— Provided data —
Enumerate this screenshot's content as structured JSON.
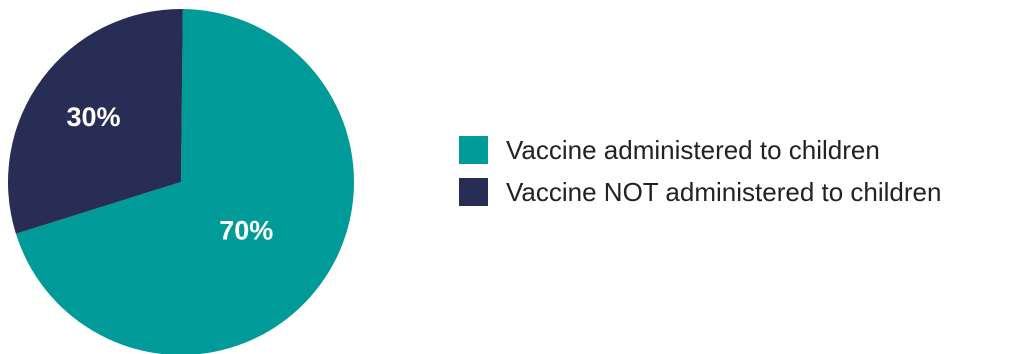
{
  "chart_data": {
    "type": "pie",
    "title": "",
    "slices": [
      {
        "name": "Vaccine administered to children",
        "value": 70,
        "label": "70%",
        "color": "#009b98"
      },
      {
        "name": "Vaccine NOT administered to children",
        "value": 30,
        "label": "30%",
        "color": "#272d54"
      }
    ],
    "legend_position": "right"
  }
}
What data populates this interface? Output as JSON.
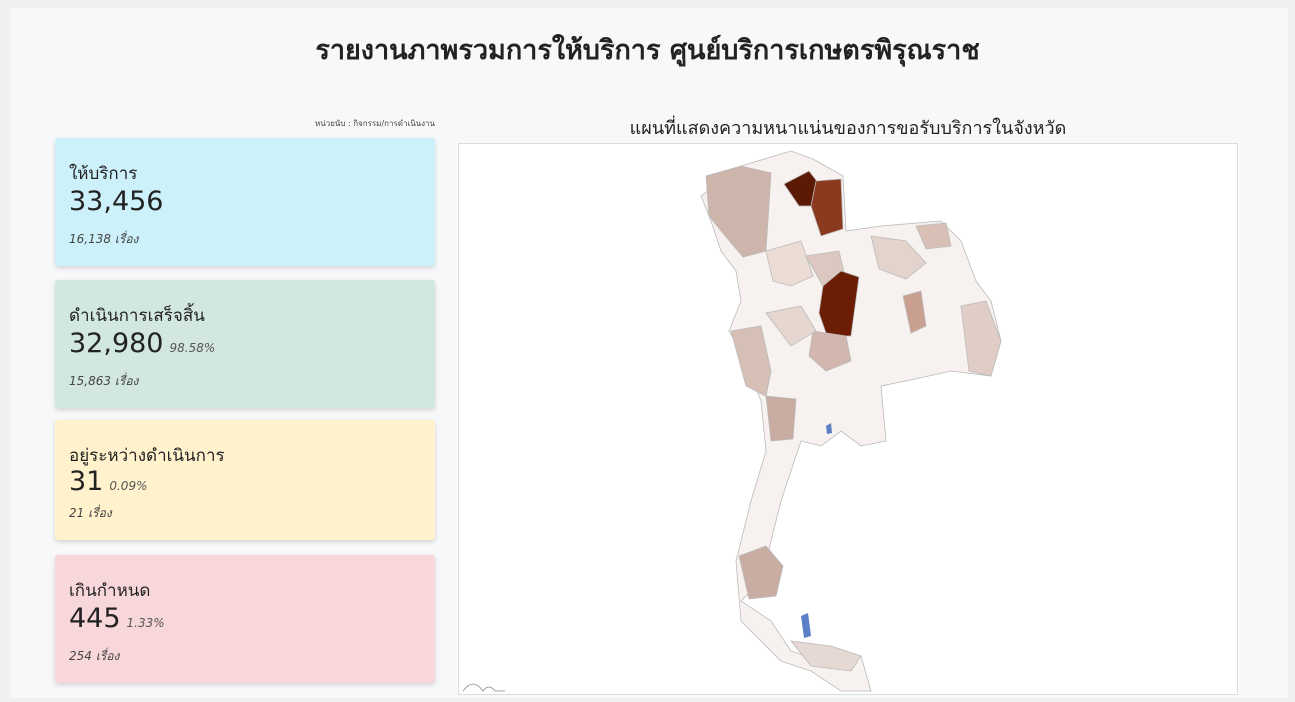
{
  "header": {
    "title": "รายงานภาพรวมการให้บริการ ศูนย์บริการเกษตรพิรุณราช",
    "unit_note": "หน่วยนับ : กิจกรรม/การดำเนินงาน"
  },
  "cards": [
    {
      "label": "ให้บริการ",
      "value": "33,456",
      "count": "16,138 เรื่อง"
    },
    {
      "label": "ดำเนินการเสร็จสิ้น",
      "value": "32,980",
      "percent": "98.58%",
      "count": "15,863 เรื่อง"
    },
    {
      "label": "อยู่ระหว่างดำเนินการ",
      "value": "31",
      "percent": "0.09%",
      "count": "21 เรื่อง"
    },
    {
      "label": "เกินกำหนด",
      "value": "445",
      "percent": "1.33%",
      "count": "254 เรื่อง"
    }
  ],
  "map": {
    "title": "แผนที่แสดงความหนาแน่นของการขอรับบริการในจังหวัด"
  }
}
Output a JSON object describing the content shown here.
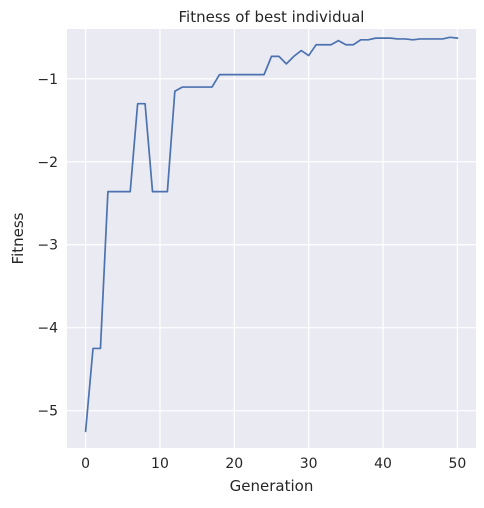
{
  "chart_data": {
    "type": "line",
    "title": "Fitness of best individual",
    "xlabel": "Generation",
    "ylabel": "Fitness",
    "xlim": [
      -2.5,
      52.5
    ],
    "ylim": [
      -5.45,
      -0.4
    ],
    "xticks": [
      0,
      10,
      20,
      30,
      40,
      50
    ],
    "yticks": [
      -5,
      -4,
      -3,
      -2,
      -1
    ],
    "xtick_labels": [
      "0",
      "10",
      "20",
      "30",
      "40",
      "50"
    ],
    "ytick_labels": [
      "−5",
      "−4",
      "−3",
      "−2",
      "−1"
    ],
    "grid": true,
    "background": "#eaeaf2",
    "grid_color": "#ffffff",
    "line_color": "#4c72b0",
    "series": [
      {
        "x": [
          0,
          1,
          2,
          3,
          4,
          5,
          6,
          7,
          8,
          9,
          10,
          11,
          12,
          13,
          14,
          15,
          16,
          17,
          18,
          19,
          20,
          21,
          22,
          23,
          24,
          25,
          26,
          27,
          28,
          29,
          30,
          31,
          32,
          33,
          34,
          35,
          36,
          37,
          38,
          39,
          40,
          41,
          42,
          43,
          44,
          45,
          46,
          47,
          48,
          49,
          50
        ],
        "values": [
          -5.25,
          -4.25,
          -4.25,
          -2.36,
          -2.36,
          -2.36,
          -2.36,
          -1.3,
          -1.3,
          -2.36,
          -2.36,
          -2.36,
          -1.15,
          -1.1,
          -1.1,
          -1.1,
          -1.1,
          -1.1,
          -0.95,
          -0.95,
          -0.95,
          -0.95,
          -0.95,
          -0.95,
          -0.95,
          -0.73,
          -0.73,
          -0.82,
          -0.73,
          -0.66,
          -0.72,
          -0.59,
          -0.59,
          -0.59,
          -0.54,
          -0.59,
          -0.59,
          -0.53,
          -0.53,
          -0.51,
          -0.51,
          -0.51,
          -0.52,
          -0.52,
          -0.53,
          -0.52,
          -0.52,
          -0.52,
          -0.52,
          -0.5,
          -0.51
        ]
      }
    ]
  }
}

— What the task asks —
Report the number of lines in the listing that include the string "name"; give nothing but the number.

— Solution —
2